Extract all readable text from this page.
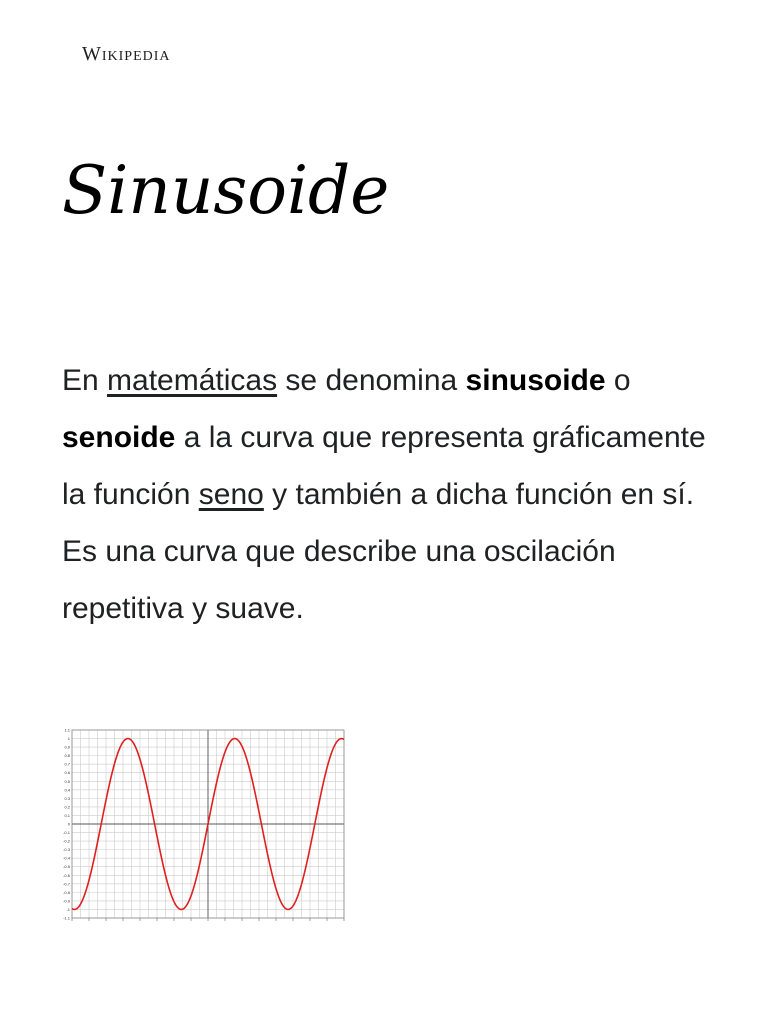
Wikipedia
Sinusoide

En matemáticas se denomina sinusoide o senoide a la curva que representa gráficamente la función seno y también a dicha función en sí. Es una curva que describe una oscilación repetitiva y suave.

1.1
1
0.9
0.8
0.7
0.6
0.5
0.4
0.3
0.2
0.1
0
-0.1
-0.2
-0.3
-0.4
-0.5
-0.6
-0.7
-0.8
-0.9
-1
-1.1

--------------------

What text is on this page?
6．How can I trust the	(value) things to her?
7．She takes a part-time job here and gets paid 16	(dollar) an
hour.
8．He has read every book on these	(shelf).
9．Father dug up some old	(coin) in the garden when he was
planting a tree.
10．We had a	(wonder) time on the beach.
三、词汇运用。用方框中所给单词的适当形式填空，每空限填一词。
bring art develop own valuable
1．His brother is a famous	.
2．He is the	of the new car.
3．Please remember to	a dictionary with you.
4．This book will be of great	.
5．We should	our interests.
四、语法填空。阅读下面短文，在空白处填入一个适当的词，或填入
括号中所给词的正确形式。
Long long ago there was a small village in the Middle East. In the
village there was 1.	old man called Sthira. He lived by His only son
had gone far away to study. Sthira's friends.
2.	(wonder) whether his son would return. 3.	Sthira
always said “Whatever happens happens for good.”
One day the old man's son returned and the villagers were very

--------------------

THE REQUEST
Show all lines from the records above where the word "page" occurs.

THE RESPONSE
Extract all readable text from this page.
What text is on this page?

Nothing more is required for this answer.